Extract all of the data and reproduce it precisely.

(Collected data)
::::::::::

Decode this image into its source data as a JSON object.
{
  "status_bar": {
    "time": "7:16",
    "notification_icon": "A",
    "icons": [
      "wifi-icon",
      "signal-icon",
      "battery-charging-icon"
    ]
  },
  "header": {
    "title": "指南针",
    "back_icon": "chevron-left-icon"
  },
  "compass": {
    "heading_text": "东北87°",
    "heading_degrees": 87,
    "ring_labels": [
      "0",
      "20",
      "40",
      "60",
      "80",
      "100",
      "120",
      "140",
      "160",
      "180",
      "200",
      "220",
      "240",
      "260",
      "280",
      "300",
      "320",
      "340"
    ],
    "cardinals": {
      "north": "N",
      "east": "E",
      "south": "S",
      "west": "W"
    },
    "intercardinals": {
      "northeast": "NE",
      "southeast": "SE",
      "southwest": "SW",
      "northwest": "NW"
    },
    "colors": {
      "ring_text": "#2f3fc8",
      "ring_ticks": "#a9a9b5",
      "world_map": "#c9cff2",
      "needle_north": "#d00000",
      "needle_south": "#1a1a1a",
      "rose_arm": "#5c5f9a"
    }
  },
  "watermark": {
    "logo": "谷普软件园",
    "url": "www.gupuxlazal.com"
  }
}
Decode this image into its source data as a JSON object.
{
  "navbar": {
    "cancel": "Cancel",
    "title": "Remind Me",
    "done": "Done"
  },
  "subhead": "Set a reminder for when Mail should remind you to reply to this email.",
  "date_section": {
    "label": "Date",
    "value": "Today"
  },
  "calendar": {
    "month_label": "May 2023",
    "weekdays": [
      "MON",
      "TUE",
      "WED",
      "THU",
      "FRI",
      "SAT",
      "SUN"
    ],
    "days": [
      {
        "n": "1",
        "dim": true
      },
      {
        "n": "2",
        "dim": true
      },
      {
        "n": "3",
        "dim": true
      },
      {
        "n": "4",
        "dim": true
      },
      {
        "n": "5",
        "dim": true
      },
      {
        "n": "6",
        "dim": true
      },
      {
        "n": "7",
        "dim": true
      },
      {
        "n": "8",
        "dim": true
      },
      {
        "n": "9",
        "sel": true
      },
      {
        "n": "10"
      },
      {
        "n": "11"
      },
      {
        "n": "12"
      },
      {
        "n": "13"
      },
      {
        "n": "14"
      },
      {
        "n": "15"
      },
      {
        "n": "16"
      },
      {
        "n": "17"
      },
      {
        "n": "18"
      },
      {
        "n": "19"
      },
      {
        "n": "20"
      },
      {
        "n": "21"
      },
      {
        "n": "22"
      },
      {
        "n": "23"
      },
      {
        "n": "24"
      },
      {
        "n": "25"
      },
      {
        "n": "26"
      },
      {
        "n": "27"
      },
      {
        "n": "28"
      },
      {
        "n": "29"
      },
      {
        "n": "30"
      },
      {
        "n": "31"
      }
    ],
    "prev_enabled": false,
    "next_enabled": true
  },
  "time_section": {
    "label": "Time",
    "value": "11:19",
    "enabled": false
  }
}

::::::::::

= FINISHED ANSWER =
Decode this image into its source data as a JSON object.
{
  "status_bar": {
    "time": "7:16",
    "notification_icon": "A",
    "icons": [
      "wifi-icon",
      "signal-icon",
      "battery-charging-icon"
    ]
  },
  "header": {
    "title": "指南针",
    "back_icon": "chevron-left-icon"
  },
  "compass": {
    "heading_text": "东北87°",
    "heading_degrees": 87,
    "ring_labels": [
      "0",
      "20",
      "40",
      "60",
      "80",
      "100",
      "120",
      "140",
      "160",
      "180",
      "200",
      "220",
      "240",
      "260",
      "280",
      "300",
      "320",
      "340"
    ],
    "cardinals": {
      "north": "N",
      "east": "E",
      "south": "S",
      "west": "W"
    },
    "intercardinals": {
      "northeast": "NE",
      "southeast": "SE",
      "southwest": "SW",
      "northwest": "NW"
    },
    "colors": {
      "ring_text": "#2f3fc8",
      "ring_ticks": "#a9a9b5",
      "world_map": "#c9cff2",
      "needle_north": "#d00000",
      "needle_south": "#1a1a1a",
      "rose_arm": "#5c5f9a"
    }
  },
  "watermark": {
    "logo": "谷普软件园",
    "url": "www.gupuxlazal.com"
  }
}
Decode this image into its source data as a JSON object.
{
  "navbar": {
    "cancel": "Cancel",
    "title": "Remind Me",
    "done": "Done"
  },
  "subhead": "Set a reminder for when Mail should remind you to reply to this email.",
  "date_section": {
    "label": "Date",
    "value": "Today"
  },
  "calendar": {
    "month_label": "May 2023",
    "weekdays": [
      "MON",
      "TUE",
      "WED",
      "THU",
      "FRI",
      "SAT",
      "SUN"
    ],
    "days": [
      {
        "n": "1",
        "dim": true
      },
      {
        "n": "2",
        "dim": true
      },
      {
        "n": "3",
        "dim": true
      },
      {
        "n": "4",
        "dim": true
      },
      {
        "n": "5",
        "dim": true
      },
      {
        "n": "6",
        "dim": true
      },
      {
        "n": "7",
        "dim": true
      },
      {
        "n": "8",
        "dim": true
      },
      {
        "n": "9",
        "sel": true
      },
      {
        "n": "10"
      },
      {
        "n": "11"
      },
      {
        "n": "12"
      },
      {
        "n": "13"
      },
      {
        "n": "14"
      },
      {
        "n": "15"
      },
      {
        "n": "16"
      },
      {
        "n": "17"
      },
      {
        "n": "18"
      },
      {
        "n": "19"
      },
      {
        "n": "20"
      },
      {
        "n": "21"
      },
      {
        "n": "22"
      },
      {
        "n": "23"
      },
      {
        "n": "24"
      },
      {
        "n": "25"
      },
      {
        "n": "26"
      },
      {
        "n": "27"
      },
      {
        "n": "28"
      },
      {
        "n": "29"
      },
      {
        "n": "30"
      },
      {
        "n": "31"
      }
    ],
    "prev_enabled": false,
    "next_enabled": true
  },
  "time_section": {
    "label": "Time",
    "value": "11:19",
    "enabled": false
  }
}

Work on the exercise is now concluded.